** begin ROWS **

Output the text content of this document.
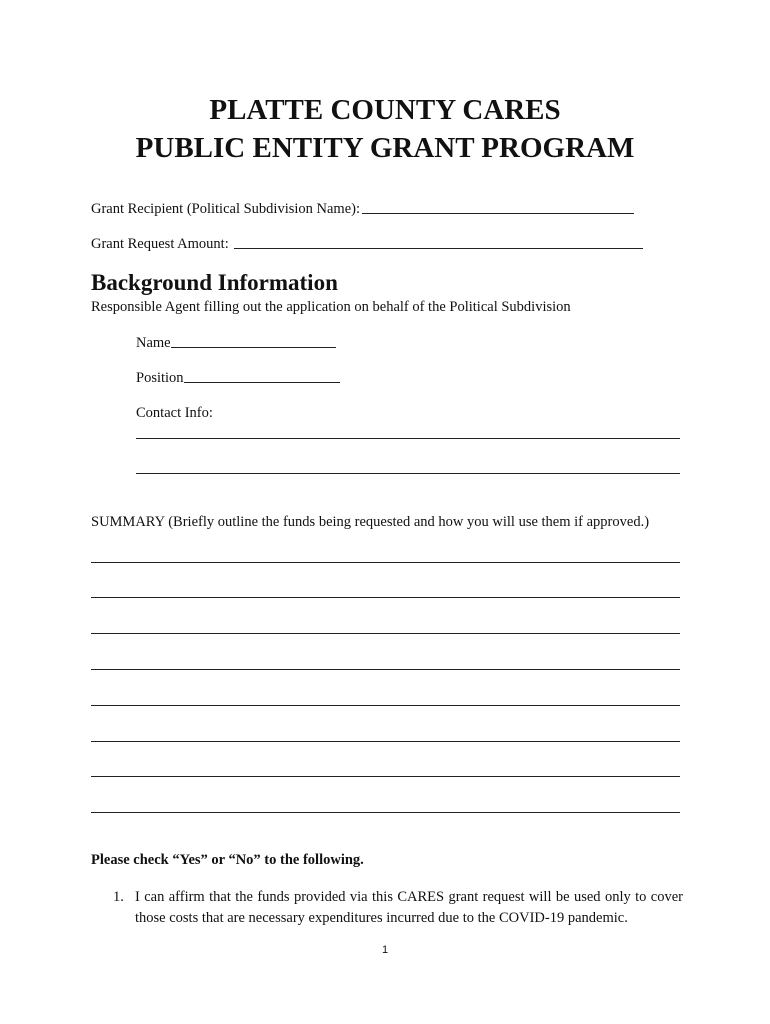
PLATTE COUNTY CARES
PUBLIC ENTITY GRANT PROGRAM
Grant Recipient (Political Subdivision Name):
Grant Request Amount:
Background Information
Responsible Agent filling out the application on behalf of the Political Subdivision
Name
Position
Contact Info:
SUMMARY (Briefly outline the funds being requested and how you will use them if approved.)
Please check “Yes” or “No” to the following.
1. I can affirm that the funds provided via this CARES grant request will be used only to cover those costs that are necessary expenditures incurred due to the COVID-19 pandemic.
1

** end ROWS **

EXERCISE OBJECTIVE — Your copy should match the records word for word, with the pictures removed.

SOLUTION TO THIS PROBLEM —
Output the text content of this document.
PLATTE COUNTY CARES
PUBLIC ENTITY GRANT PROGRAM
Grant Recipient (Political Subdivision Name):
Grant Request Amount:
Background Information
Responsible Agent filling out the application on behalf of the Political Subdivision
Name
Position
Contact Info:
SUMMARY (Briefly outline the funds being requested and how you will use them if approved.)
Please check “Yes” or “No” to the following.
1. I can affirm that the funds provided via this CARES grant request will be used only to cover those costs that are necessary expenditures incurred due to the COVID-19 pandemic.
1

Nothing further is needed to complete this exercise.